DATA SUPPLIED:

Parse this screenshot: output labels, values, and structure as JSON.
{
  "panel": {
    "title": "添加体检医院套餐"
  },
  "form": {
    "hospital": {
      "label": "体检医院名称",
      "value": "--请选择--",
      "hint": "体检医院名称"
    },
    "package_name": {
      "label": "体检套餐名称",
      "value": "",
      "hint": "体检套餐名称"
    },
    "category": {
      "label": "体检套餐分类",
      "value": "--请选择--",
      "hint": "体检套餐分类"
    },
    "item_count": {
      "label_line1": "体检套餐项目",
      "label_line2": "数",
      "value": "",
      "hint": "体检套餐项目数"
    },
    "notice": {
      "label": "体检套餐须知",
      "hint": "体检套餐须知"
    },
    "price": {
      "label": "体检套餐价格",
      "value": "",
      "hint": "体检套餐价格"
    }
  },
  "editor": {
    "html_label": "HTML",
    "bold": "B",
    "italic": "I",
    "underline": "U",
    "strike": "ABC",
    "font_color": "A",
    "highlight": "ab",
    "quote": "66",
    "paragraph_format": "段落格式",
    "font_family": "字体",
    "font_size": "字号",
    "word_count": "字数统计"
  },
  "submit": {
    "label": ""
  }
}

==

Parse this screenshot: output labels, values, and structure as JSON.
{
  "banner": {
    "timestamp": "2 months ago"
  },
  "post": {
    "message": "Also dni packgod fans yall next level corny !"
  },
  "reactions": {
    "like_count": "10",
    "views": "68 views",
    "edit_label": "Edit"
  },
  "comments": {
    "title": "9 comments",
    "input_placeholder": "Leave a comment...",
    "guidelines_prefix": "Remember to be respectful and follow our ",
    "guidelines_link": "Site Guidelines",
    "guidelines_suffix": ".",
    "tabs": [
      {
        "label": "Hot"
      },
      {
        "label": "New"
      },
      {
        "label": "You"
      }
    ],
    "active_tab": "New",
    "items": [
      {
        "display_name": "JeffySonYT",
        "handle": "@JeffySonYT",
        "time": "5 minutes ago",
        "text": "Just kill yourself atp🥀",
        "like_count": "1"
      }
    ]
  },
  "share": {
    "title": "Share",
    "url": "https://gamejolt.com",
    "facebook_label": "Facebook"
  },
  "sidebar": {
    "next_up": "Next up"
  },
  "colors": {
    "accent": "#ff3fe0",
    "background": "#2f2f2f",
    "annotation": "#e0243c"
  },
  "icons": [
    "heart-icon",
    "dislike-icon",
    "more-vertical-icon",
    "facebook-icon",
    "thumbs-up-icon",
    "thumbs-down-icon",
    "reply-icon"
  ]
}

GIVEN EXERCISE:
From the listing above, collect each line in which the string "title" appears.

RESPONSE TO THE EXERCISE:
    "title": "添加体检医院套餐"
    "title": "9 comments",
    "title": "Share",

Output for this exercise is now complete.